_Data for this task_.
━━━━━━━━━━━━━━━━━━━━

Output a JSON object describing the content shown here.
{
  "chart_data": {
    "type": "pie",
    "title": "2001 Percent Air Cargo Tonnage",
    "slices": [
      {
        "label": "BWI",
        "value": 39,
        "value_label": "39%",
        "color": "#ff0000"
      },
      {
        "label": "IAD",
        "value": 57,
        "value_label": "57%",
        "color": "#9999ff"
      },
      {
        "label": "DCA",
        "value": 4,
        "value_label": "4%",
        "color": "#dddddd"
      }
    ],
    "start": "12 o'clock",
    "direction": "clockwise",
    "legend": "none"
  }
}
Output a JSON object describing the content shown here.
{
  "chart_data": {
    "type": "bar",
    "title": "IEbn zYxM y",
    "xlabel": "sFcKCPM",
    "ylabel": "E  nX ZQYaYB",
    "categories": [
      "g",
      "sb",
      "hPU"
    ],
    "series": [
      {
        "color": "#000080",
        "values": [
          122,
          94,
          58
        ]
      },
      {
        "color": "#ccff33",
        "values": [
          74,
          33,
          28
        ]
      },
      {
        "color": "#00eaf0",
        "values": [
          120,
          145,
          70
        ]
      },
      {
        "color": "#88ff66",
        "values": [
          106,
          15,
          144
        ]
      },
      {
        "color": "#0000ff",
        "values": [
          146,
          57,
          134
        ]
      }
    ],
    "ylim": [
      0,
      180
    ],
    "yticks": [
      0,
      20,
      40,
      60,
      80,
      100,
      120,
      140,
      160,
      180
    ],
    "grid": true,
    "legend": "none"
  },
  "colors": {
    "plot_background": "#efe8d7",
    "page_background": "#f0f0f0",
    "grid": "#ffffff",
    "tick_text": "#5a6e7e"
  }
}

━━━━━━━━━━━━━━━━━━━━

_Stated goal_. Nothing should be changed: write out all of the data as is.

_The solution_.
Output a JSON object describing the content shown here.
{
  "chart_data": {
    "type": "pie",
    "title": "2001 Percent Air Cargo Tonnage",
    "slices": [
      {
        "label": "BWI",
        "value": 39,
        "value_label": "39%",
        "color": "#ff0000"
      },
      {
        "label": "IAD",
        "value": 57,
        "value_label": "57%",
        "color": "#9999ff"
      },
      {
        "label": "DCA",
        "value": 4,
        "value_label": "4%",
        "color": "#dddddd"
      }
    ],
    "start": "12 o'clock",
    "direction": "clockwise",
    "legend": "none"
  }
}
Output a JSON object describing the content shown here.
{
  "chart_data": {
    "type": "bar",
    "title": "IEbn zYxM y",
    "xlabel": "sFcKCPM",
    "ylabel": "E  nX ZQYaYB",
    "categories": [
      "g",
      "sb",
      "hPU"
    ],
    "series": [
      {
        "color": "#000080",
        "values": [
          122,
          94,
          58
        ]
      },
      {
        "color": "#ccff33",
        "values": [
          74,
          33,
          28
        ]
      },
      {
        "color": "#00eaf0",
        "values": [
          120,
          145,
          70
        ]
      },
      {
        "color": "#88ff66",
        "values": [
          106,
          15,
          144
        ]
      },
      {
        "color": "#0000ff",
        "values": [
          146,
          57,
          134
        ]
      }
    ],
    "ylim": [
      0,
      180
    ],
    "yticks": [
      0,
      20,
      40,
      60,
      80,
      100,
      120,
      140,
      160,
      180
    ],
    "grid": true,
    "legend": "none"
  },
  "colors": {
    "plot_background": "#efe8d7",
    "page_background": "#f0f0f0",
    "grid": "#ffffff",
    "tick_text": "#5a6e7e"
  }
}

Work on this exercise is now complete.